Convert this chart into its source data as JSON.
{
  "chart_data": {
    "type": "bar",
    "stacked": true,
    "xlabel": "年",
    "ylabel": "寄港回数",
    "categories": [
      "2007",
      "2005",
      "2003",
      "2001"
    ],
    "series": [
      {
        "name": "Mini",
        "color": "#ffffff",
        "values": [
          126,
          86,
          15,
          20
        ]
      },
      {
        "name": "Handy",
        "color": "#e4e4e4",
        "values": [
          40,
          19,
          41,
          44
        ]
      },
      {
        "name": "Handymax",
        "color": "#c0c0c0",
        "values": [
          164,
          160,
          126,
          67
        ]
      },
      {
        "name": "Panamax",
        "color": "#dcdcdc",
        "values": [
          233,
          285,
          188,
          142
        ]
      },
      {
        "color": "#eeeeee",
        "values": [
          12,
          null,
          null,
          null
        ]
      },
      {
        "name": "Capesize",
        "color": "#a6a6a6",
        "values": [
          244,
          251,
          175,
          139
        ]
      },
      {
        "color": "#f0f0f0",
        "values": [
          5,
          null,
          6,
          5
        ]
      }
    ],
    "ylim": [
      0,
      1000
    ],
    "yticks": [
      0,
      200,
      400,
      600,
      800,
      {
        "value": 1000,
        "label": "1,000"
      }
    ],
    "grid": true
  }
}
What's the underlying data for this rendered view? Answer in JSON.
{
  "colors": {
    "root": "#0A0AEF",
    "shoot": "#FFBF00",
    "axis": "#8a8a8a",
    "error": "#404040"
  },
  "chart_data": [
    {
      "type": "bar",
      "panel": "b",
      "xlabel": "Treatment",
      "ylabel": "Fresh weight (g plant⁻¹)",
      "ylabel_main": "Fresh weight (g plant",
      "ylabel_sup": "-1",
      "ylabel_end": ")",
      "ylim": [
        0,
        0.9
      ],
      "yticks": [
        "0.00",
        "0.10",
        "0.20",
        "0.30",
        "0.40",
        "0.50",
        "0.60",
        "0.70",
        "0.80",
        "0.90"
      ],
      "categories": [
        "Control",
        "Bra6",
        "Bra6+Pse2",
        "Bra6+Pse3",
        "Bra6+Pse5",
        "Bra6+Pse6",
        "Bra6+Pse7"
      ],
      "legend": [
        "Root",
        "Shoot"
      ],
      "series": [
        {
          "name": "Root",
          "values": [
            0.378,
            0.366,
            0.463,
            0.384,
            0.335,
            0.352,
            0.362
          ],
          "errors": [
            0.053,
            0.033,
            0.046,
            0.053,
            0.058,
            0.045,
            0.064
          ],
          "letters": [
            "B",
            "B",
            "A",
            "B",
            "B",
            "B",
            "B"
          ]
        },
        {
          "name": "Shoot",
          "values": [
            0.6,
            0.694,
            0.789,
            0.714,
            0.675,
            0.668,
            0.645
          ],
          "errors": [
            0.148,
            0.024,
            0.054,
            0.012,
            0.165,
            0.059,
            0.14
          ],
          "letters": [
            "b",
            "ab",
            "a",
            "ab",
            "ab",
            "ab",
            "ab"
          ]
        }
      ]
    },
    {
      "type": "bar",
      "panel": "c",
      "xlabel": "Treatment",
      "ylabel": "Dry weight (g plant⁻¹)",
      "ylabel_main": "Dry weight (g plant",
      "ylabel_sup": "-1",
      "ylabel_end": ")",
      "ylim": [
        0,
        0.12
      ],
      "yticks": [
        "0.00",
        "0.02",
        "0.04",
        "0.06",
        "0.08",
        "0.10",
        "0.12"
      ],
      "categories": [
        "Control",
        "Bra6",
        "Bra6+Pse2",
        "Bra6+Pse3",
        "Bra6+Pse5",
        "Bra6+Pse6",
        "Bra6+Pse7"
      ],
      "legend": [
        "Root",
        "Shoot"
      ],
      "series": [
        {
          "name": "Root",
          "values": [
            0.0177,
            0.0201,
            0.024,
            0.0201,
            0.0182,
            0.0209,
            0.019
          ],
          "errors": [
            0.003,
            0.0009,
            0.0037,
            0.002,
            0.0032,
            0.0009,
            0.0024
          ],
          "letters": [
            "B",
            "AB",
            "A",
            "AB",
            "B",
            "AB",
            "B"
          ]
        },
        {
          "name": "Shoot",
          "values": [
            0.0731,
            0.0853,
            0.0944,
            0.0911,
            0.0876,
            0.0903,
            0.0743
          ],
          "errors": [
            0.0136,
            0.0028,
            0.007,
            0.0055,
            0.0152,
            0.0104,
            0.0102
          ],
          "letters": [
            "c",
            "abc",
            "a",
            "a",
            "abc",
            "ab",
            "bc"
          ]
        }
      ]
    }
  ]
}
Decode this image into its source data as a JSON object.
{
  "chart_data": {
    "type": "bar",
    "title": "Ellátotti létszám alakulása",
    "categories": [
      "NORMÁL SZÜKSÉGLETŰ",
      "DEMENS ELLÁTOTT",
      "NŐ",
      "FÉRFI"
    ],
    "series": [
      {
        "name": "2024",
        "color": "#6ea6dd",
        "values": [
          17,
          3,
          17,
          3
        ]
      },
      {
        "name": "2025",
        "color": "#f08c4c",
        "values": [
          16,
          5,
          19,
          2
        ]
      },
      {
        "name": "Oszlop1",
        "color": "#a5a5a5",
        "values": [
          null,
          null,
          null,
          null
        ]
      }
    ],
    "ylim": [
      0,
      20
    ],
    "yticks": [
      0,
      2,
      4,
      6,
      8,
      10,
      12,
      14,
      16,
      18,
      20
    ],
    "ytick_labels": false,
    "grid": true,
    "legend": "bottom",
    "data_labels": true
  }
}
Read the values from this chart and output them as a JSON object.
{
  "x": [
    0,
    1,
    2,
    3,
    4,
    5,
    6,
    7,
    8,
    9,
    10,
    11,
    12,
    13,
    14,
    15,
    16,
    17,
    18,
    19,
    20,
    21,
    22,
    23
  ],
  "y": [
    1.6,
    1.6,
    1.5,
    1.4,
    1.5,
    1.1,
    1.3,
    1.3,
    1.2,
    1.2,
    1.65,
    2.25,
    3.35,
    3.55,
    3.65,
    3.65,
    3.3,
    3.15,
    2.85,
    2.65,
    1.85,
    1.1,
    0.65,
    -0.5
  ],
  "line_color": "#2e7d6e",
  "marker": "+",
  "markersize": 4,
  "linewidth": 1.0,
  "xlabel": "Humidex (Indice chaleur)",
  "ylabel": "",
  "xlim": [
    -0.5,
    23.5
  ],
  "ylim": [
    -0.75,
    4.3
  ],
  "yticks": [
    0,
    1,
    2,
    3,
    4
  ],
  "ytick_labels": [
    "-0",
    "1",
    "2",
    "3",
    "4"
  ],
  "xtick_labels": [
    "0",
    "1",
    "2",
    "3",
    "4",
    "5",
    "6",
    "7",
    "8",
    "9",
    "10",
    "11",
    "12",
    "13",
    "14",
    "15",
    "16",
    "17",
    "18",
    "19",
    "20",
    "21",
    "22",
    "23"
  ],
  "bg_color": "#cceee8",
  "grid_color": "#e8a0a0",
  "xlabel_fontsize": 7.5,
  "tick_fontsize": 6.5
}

· · ·

> Task to complete:
Take each line containing the string "name" and copy it out.

> Solution for this exercise:
        "name": "Mini",
        "name": "Handy",
        "name": "Handymax",
        "name": "Panamax",
        "name": "Capesize",
          "name": "Root",
          "name": "Shoot",
          "name": "Root",
          "name": "Shoot",
        "name": "2024",
        "name": "2025",
        "name": "Oszlop1",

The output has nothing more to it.